YOUR GOAL.
Draw out every line with the word "İlkeleri" from the listing below.

Stored data entries:
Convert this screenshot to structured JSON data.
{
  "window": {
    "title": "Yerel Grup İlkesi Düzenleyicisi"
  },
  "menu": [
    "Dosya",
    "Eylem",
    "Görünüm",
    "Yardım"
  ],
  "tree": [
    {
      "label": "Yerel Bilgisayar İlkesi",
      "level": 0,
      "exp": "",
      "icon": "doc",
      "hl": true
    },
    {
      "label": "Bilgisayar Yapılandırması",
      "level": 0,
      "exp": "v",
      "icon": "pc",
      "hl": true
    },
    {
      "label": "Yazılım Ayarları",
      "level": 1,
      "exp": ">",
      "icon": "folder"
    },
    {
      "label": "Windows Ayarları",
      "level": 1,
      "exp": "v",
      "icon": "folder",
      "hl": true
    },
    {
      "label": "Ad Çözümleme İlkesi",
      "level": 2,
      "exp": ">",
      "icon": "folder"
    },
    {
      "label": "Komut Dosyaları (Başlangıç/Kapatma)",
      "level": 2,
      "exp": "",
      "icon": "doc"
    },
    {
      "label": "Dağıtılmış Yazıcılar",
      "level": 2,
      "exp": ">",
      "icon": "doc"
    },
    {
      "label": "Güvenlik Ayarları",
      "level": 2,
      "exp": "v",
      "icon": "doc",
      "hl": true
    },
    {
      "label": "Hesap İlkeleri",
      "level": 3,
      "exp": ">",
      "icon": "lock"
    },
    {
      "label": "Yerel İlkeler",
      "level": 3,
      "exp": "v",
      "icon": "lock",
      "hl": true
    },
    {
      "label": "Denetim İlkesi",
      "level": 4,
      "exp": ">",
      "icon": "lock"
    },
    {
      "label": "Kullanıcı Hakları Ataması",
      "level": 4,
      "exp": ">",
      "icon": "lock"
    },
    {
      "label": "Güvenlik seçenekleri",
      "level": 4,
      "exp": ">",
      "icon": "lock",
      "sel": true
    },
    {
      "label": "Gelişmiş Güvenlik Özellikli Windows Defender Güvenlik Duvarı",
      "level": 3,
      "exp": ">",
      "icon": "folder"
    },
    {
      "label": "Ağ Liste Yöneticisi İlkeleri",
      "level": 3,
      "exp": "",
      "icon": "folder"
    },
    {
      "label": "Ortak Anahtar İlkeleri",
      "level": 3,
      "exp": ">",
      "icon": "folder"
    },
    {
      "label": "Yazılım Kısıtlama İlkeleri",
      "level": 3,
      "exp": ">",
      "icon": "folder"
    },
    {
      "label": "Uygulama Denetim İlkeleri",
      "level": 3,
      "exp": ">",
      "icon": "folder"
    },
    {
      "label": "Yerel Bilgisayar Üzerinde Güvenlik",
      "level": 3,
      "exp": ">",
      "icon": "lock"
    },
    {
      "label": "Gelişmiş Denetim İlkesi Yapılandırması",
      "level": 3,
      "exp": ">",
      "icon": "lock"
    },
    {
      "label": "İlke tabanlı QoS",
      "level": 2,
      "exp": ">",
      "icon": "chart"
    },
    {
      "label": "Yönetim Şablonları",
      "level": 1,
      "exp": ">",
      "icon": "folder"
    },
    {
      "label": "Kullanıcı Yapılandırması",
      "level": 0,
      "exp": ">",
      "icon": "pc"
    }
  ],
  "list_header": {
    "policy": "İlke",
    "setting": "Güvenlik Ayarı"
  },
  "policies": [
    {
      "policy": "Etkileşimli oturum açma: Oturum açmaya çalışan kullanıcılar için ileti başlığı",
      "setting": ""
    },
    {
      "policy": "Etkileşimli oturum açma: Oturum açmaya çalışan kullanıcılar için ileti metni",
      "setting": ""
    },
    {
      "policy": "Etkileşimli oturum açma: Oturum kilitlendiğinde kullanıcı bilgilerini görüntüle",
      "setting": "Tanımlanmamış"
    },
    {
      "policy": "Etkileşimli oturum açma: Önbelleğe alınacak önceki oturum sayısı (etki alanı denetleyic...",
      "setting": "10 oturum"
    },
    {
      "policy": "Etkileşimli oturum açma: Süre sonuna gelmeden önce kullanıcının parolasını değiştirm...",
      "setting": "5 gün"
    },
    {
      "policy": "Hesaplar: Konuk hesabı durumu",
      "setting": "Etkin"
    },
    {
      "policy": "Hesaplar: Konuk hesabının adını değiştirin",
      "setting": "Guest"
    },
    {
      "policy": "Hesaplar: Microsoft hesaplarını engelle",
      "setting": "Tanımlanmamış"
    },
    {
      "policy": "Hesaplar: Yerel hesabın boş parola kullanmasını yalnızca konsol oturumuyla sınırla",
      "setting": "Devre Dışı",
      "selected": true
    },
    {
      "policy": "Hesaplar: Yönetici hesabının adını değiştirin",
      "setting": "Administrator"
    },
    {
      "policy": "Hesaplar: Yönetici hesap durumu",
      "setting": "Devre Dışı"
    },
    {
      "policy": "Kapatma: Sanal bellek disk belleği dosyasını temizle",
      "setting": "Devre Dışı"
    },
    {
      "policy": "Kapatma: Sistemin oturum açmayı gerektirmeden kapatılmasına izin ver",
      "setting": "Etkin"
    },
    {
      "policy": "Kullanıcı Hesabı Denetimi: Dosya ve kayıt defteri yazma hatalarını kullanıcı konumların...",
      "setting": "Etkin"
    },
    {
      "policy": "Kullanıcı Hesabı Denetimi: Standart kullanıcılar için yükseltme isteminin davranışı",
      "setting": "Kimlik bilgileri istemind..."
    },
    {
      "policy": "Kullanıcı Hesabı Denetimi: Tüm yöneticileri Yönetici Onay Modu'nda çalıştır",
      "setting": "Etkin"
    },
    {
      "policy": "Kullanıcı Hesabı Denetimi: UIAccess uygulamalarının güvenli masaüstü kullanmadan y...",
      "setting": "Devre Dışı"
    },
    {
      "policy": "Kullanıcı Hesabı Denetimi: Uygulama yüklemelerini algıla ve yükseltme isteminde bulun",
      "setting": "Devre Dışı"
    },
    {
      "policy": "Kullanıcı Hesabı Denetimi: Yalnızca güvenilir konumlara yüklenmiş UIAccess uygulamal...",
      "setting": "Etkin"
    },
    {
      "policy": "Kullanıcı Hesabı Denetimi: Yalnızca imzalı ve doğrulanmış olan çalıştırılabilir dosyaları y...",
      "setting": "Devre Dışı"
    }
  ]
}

COMPLETE ANSWER.
      "label": "Hesap İlkeleri",
      "label": "Ağ Liste Yöneticisi İlkeleri",
      "label": "Ortak Anahtar İlkeleri",
      "label": "Yazılım Kısıtlama İlkeleri",
      "label": "Uygulama Denetim İlkeleri",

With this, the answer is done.